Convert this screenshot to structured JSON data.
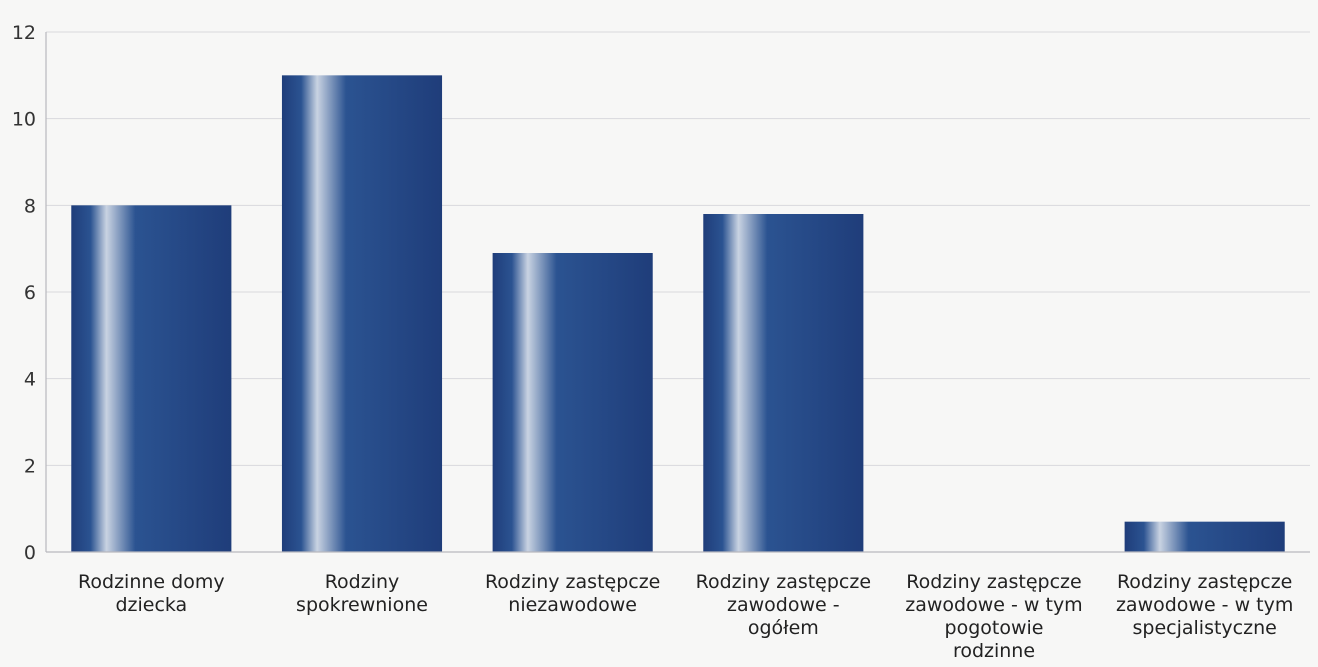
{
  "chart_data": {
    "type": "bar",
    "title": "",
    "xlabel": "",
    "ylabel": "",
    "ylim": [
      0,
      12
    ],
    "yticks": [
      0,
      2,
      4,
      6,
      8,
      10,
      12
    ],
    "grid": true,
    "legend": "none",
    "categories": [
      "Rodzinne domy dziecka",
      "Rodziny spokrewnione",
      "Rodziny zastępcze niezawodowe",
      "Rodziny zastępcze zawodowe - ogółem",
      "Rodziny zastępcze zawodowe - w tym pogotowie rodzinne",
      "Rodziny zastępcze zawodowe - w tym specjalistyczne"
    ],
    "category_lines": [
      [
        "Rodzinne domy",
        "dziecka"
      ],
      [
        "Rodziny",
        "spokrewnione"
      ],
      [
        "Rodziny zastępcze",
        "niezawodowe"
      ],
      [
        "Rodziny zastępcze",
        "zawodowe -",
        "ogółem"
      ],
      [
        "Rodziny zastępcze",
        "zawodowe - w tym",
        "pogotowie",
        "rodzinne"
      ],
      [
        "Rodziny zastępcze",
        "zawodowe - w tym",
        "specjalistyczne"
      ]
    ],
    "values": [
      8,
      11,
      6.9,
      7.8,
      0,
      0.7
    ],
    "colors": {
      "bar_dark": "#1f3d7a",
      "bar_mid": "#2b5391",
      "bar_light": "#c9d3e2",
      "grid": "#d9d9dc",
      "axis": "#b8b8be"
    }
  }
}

━━━

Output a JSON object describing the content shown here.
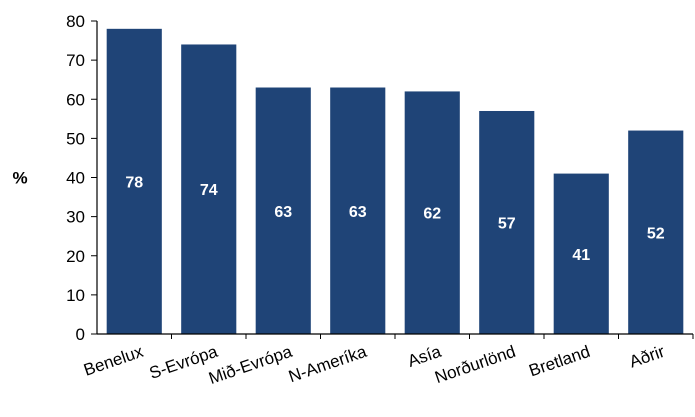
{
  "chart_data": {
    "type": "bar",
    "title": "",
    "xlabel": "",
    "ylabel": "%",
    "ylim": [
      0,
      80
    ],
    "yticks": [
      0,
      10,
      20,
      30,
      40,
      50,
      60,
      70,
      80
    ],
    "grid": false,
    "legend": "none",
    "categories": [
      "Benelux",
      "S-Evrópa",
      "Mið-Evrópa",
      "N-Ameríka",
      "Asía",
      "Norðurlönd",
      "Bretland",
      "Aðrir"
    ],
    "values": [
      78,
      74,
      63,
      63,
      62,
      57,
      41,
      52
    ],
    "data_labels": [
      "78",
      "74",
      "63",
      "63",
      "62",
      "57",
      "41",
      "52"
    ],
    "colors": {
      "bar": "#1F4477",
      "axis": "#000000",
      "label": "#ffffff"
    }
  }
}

━━━

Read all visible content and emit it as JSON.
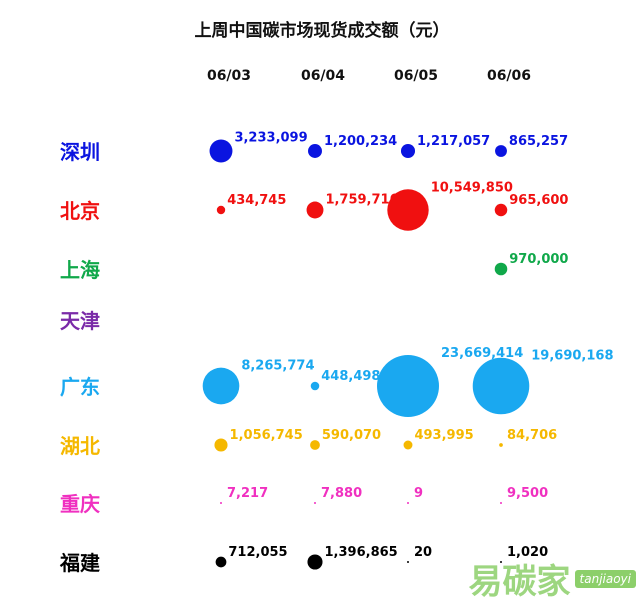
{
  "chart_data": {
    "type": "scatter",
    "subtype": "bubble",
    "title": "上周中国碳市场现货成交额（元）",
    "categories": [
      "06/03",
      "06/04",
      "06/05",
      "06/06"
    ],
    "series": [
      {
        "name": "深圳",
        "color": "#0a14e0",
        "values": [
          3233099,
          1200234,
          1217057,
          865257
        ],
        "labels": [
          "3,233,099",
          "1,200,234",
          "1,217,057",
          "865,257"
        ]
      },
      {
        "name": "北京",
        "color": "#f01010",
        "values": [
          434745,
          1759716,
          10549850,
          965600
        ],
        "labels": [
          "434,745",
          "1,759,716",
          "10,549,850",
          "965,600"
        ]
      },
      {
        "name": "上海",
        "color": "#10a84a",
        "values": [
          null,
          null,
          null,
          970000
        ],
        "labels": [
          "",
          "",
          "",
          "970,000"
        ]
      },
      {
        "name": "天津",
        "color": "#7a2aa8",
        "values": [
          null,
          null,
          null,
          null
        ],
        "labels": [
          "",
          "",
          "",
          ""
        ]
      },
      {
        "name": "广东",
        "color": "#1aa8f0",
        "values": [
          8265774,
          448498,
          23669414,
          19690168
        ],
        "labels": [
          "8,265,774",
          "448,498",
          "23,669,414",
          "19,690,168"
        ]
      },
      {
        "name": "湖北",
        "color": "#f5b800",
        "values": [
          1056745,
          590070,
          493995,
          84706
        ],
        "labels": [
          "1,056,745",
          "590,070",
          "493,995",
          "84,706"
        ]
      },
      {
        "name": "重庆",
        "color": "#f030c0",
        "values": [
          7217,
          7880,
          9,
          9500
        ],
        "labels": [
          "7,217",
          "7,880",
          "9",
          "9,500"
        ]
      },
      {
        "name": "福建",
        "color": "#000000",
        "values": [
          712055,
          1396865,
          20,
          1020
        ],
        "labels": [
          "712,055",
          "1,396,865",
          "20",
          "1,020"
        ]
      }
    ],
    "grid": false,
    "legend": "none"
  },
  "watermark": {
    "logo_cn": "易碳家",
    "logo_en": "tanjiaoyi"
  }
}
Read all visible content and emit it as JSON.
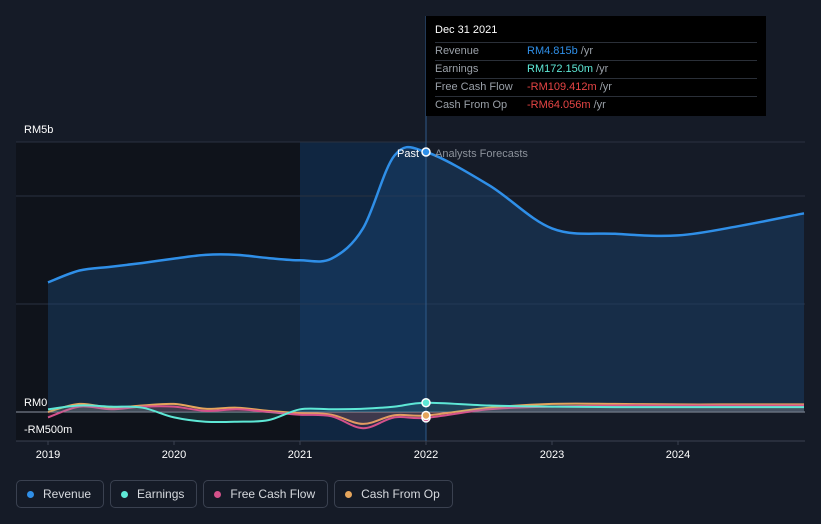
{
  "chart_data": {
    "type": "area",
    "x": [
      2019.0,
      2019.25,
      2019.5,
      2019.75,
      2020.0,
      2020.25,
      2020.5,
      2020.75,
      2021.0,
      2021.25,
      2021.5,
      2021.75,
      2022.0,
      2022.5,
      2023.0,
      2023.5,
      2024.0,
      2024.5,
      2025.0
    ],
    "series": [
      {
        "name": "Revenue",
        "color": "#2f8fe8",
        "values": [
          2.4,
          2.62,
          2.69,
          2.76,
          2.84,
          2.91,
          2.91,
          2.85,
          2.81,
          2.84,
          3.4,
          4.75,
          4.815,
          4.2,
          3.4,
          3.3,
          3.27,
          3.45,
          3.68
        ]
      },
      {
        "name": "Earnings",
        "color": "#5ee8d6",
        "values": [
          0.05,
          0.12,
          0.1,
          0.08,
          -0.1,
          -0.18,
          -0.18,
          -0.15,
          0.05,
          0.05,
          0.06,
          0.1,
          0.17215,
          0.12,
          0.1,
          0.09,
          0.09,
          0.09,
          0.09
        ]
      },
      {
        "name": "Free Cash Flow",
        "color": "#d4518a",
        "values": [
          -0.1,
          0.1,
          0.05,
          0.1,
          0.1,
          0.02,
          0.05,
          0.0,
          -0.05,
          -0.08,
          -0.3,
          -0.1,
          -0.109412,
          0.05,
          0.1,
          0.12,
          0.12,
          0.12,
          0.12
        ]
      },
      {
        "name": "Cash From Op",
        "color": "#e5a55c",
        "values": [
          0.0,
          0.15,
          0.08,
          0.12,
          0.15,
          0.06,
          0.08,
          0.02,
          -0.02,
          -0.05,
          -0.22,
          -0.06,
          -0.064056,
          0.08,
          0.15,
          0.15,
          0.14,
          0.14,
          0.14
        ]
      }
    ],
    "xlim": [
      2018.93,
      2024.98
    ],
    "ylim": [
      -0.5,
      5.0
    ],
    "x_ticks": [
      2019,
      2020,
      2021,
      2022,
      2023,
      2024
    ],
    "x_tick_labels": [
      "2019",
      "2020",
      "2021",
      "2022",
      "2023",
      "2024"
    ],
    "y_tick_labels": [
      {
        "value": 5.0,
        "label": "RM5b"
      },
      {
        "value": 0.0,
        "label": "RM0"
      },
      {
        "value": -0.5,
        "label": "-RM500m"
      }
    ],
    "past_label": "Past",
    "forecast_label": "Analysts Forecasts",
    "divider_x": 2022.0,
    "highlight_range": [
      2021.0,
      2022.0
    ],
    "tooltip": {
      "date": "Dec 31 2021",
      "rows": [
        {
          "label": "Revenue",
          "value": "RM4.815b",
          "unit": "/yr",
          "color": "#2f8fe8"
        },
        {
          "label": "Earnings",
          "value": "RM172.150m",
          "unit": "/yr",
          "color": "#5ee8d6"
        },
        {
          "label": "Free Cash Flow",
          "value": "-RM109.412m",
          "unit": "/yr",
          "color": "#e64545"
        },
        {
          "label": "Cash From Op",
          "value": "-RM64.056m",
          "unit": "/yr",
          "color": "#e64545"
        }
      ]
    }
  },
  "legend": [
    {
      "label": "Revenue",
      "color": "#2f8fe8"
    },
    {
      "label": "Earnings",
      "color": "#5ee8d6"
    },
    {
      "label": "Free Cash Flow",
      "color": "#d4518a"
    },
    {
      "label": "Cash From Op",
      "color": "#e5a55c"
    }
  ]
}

━━━

# REQUEST:
Take every line above carrying "Earnings" and return it.

# COMPLETE RESPONSE:
        "name": "Earnings",
          "label": "Earnings",
      "label": "Earnings",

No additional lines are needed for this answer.